▸ SET EXERCISE:
Emit the data below verbatim, stripping out any pictures.

▸ DATA EXCERPTS:
------------------------------------------------------------

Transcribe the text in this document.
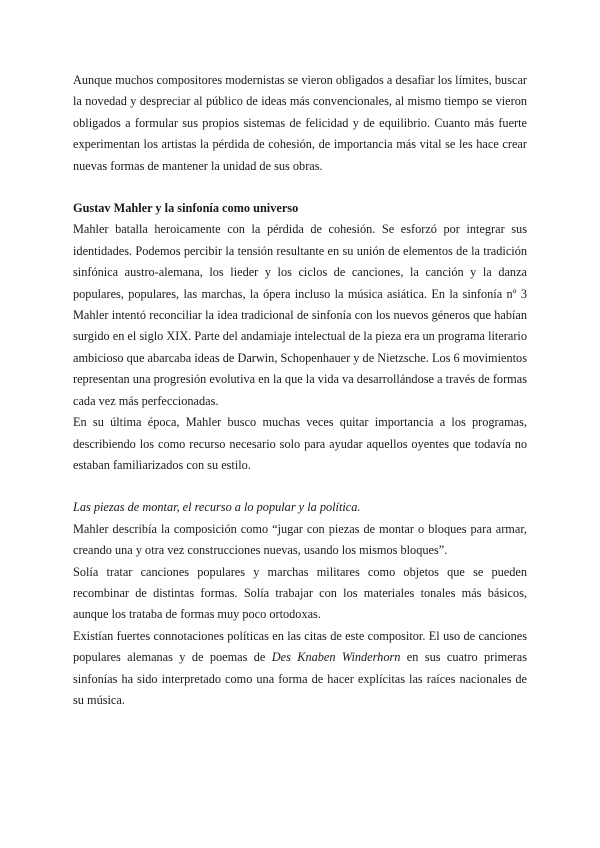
Aunque muchos compositores modernistas se vieron obligados a desafiar los límites, buscar la novedad y despreciar al público de ideas más convencionales, al mismo tiempo se vieron obligados a formular sus propios sistemas de felicidad y de equilibrio. Cuanto más fuerte experimentan los artistas la pérdida de cohesión, de importancia más vital se les hace crear nuevas formas de mantener la unidad de sus obras.

Gustav Mahler y la sinfonía como universo

Mahler batalla heroicamente con la pérdida de cohesión. Se esforzó por integrar sus identidades. Podemos percibir la tensión resultante en su unión de elementos de la tradición sinfónica austro-alemana, los lieder y los ciclos de canciones, la canción y la danza populares, populares, las marchas, la ópera incluso la música asiática. En la sinfonía nº 3 Mahler intentó reconciliar la idea tradicional de sinfonía con los nuevos géneros que habían surgido en el siglo XIX. Parte del andamiaje intelectual de la pieza era un programa literario ambicioso que abarcaba ideas de Darwin, Schopenhauer y de Nietzsche. Los 6 movimientos representan una progresión evolutiva en la que la vida va desarrollándose a través de formas cada vez más perfeccionadas.

En su última época, Mahler busco muchas veces quitar importancia a los programas, describiendo los como recurso necesario solo para ayudar aquellos oyentes que todavía no estaban familiarizados con su estilo.

Las piezas de montar, el recurso a lo popular y la política.

Mahler describía la composición como “jugar con piezas de montar o bloques para armar, creando una y otra vez construcciones nuevas, usando los mismos bloques”.

Solía tratar canciones populares y marchas militares como objetos que se pueden recombinar de distintas formas. Solía trabajar con los materiales tonales más básicos, aunque los trataba de formas muy poco ortodoxas.

Existían fuertes connotaciones políticas en las citas de este compositor. El uso de canciones populares alemanas y de poemas de Des Knaben Winderhorn en sus cuatro primeras sinfonías ha sido interpretado como una forma de hacer explícitas las raíces nacionales de su música.
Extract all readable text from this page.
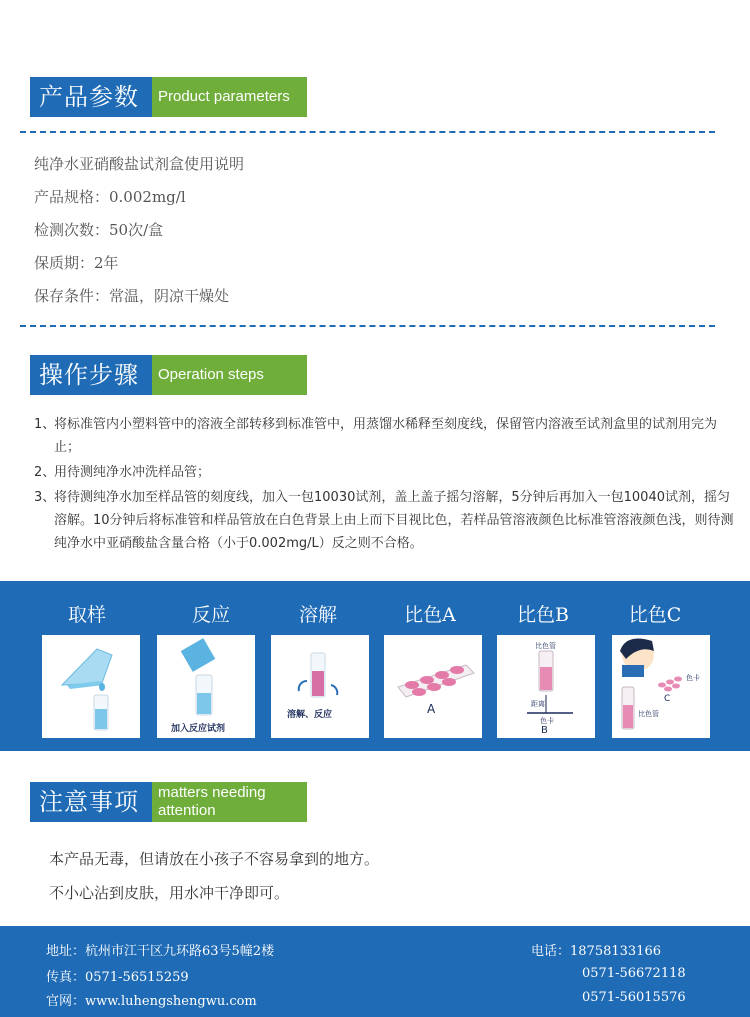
产品参数	Product parameters
纯净水亚硝酸盐试剂盒使用说明
产品规格：0.002mg/l
检测次数：50次/盒
保质期：2年
保存条件：常温，阴凉干燥处
操作步骤	Operation steps
1、
将标准管内小塑料管中的溶液全部转移到标准管中，用蒸馏水稀释至刻度线，保留管内溶液至试剂盒里的试剂用完为止；
2、
用待测纯净水冲洗样品管；
3、
将待测纯净水加至样品管的刻度线，加入一包10030试剂，盖上盖子摇匀溶解，5分钟后再加入一包10040试剂，摇匀溶解。10分钟后将标准管和样品管放在白色背景上由上而下目视比色，若样品管溶液颜色比标准管溶液颜色浅，则待测纯净水中亚硝酸盐含量合格（小于0.002mg/L）反之则不合格。
取样	反应	溶解	比色A	比色B	比色C
加入反应试剂
溶解、反应	A
比色管
距离
色卡
B
色卡
C
比色管
注意事项	matters needing attention
本产品无毒，但请放在小孩子不容易拿到的地方。
不小心沾到皮肤，用水冲干净即可。
地址：杭州市江干区九环路63号5幢2楼
传真：0571-56515259
官网：www.luhengshengwu.com
电话：18758133166
0571-56672118
0571-56015576
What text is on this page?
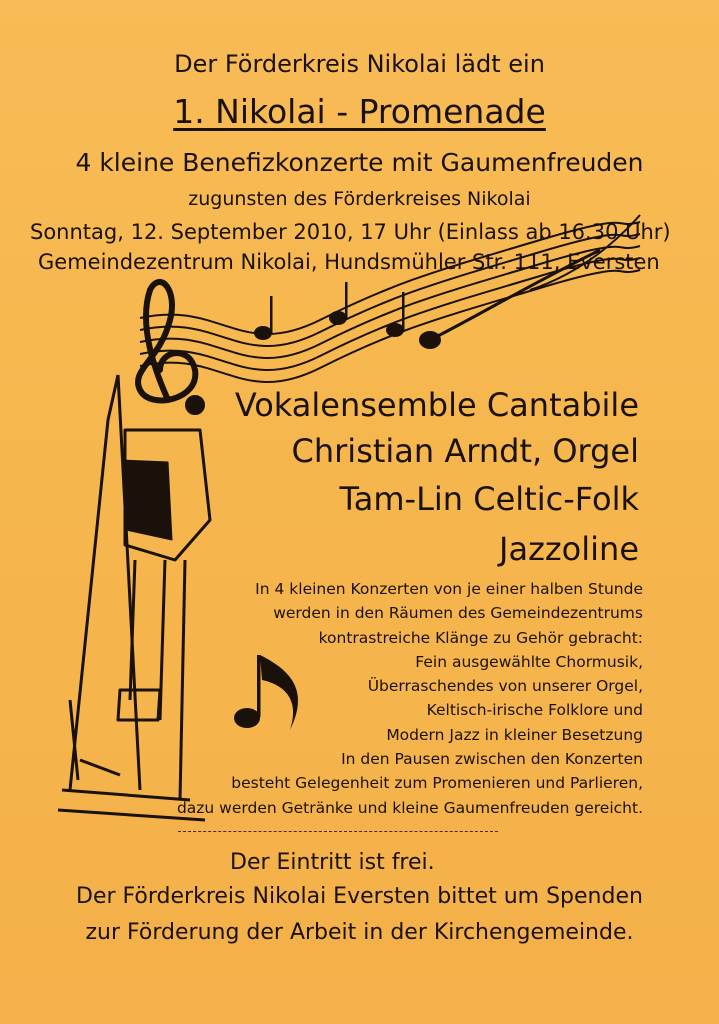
Der Förderkreis Nikolai lädt ein
1. Nikolai - Promenade
4 kleine Benefizkonzerte mit Gaumenfreuden
zugunsten des Förderkreises Nikolai
Sonntag, 12. September 2010, 17 Uhr (Einlass ab 16.30 Uhr)
Gemeindezentrum Nikolai, Hundsmühler Str. 111, Eversten
Vokalensemble Cantabile
Christian Arndt, Orgel
Tam-Lin Celtic-Folk
Jazzoline
In 4 kleinen Konzerten von je einer halben Stunde
werden in den Räumen des Gemeindezentrums
kontrastreiche Klänge zu Gehör gebracht:
Fein ausgewählte Chormusik,
Überraschendes von unserer Orgel,
Keltisch-irische Folklore und
Modern Jazz in kleiner Besetzung
In den Pausen zwischen den Konzerten
besteht Gelegenheit zum Promenieren und Parlieren,
dazu werden Getränke und kleine Gaumenfreuden gereicht.
Der Eintritt ist frei.
Der Förderkreis Nikolai Eversten bittet um Spenden
zur Förderung der Arbeit in der Kirchengemeinde.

------------------------------------------------------------

▸ CORRECT OUTPUT:
Transcribe the text in this document.
Aunque muchos compositores modernistas se vieron obligados a desafiar los límites, buscar la novedad y despreciar al público de ideas más convencionales, al mismo tiempo se vieron obligados a formular sus propios sistemas de felicidad y de equilibrio. Cuanto más fuerte experimentan los artistas la pérdida de cohesión, de importancia más vital se les hace crear nuevas formas de mantener la unidad de sus obras.

Gustav Mahler y la sinfonía como universo

Mahler batalla heroicamente con la pérdida de cohesión. Se esforzó por integrar sus identidades. Podemos percibir la tensión resultante en su unión de elementos de la tradición sinfónica austro-alemana, los lieder y los ciclos de canciones, la canción y la danza populares, populares, las marchas, la ópera incluso la música asiática. En la sinfonía nº 3 Mahler intentó reconciliar la idea tradicional de sinfonía con los nuevos géneros que habían surgido en el siglo XIX. Parte del andamiaje intelectual de la pieza era un programa literario ambicioso que abarcaba ideas de Darwin, Schopenhauer y de Nietzsche. Los 6 movimientos representan una progresión evolutiva en la que la vida va desarrollándose a través de formas cada vez más perfeccionadas.

En su última época, Mahler busco muchas veces quitar importancia a los programas, describiendo los como recurso necesario solo para ayudar aquellos oyentes que todavía no estaban familiarizados con su estilo.

Las piezas de montar, el recurso a lo popular y la política.

Mahler describía la composición como “jugar con piezas de montar o bloques para armar, creando una y otra vez construcciones nuevas, usando los mismos bloques”.

Solía tratar canciones populares y marchas militares como objetos que se pueden recombinar de distintas formas. Solía trabajar con los materiales tonales más básicos, aunque los trataba de formas muy poco ortodoxas.

Existían fuertes connotaciones políticas en las citas de este compositor. El uso de canciones populares alemanas y de poemas de Des Knaben Winderhorn en sus cuatro primeras sinfonías ha sido interpretado como una forma de hacer explícitas las raíces nacionales de su música.
Extract all readable text from this page.
产品参数	Product parameters
纯净水亚硝酸盐试剂盒使用说明
产品规格：0.002mg/l
检测次数：50次/盒
保质期：2年
保存条件：常温，阴凉干燥处
操作步骤	Operation steps
1、
将标准管内小塑料管中的溶液全部转移到标准管中，用蒸馏水稀释至刻度线，保留管内溶液至试剂盒里的试剂用完为止；
2、
用待测纯净水冲洗样品管；
3、
将待测纯净水加至样品管的刻度线，加入一包10030试剂，盖上盖子摇匀溶解，5分钟后再加入一包10040试剂，摇匀溶解。10分钟后将标准管和样品管放在白色背景上由上而下目视比色，若样品管溶液颜色比标准管溶液颜色浅，则待测纯净水中亚硝酸盐含量合格（小于0.002mg/L）反之则不合格。
取样	反应	溶解	比色A	比色B	比色C
加入反应试剂
溶解、反应	A
比色管
距离
色卡
B
色卡
C
比色管
注意事项	matters needing attention
本产品无毒，但请放在小孩子不容易拿到的地方。
不小心沾到皮肤，用水冲干净即可。
地址：杭州市江干区九环路63号5幢2楼
传真：0571-56515259
官网：www.luhengshengwu.com
电话：18758133166
0571-56672118
0571-56015576
What text is on this page?
Der Förderkreis Nikolai lädt ein
1. Nikolai - Promenade
4 kleine Benefizkonzerte mit Gaumenfreuden
zugunsten des Förderkreises Nikolai
Sonntag, 12. September 2010, 17 Uhr (Einlass ab 16.30 Uhr)
Gemeindezentrum Nikolai, Hundsmühler Str. 111, Eversten
Vokalensemble Cantabile
Christian Arndt, Orgel
Tam-Lin Celtic-Folk
Jazzoline
In 4 kleinen Konzerten von je einer halben Stunde
werden in den Räumen des Gemeindezentrums
kontrastreiche Klänge zu Gehör gebracht:
Fein ausgewählte Chormusik,
Überraschendes von unserer Orgel,
Keltisch-irische Folklore und
Modern Jazz in kleiner Besetzung
In den Pausen zwischen den Konzerten
besteht Gelegenheit zum Promenieren und Parlieren,
dazu werden Getränke und kleine Gaumenfreuden gereicht.
Der Eintritt ist frei.
Der Förderkreis Nikolai Eversten bittet um Spenden
zur Förderung der Arbeit in der Kirchengemeinde.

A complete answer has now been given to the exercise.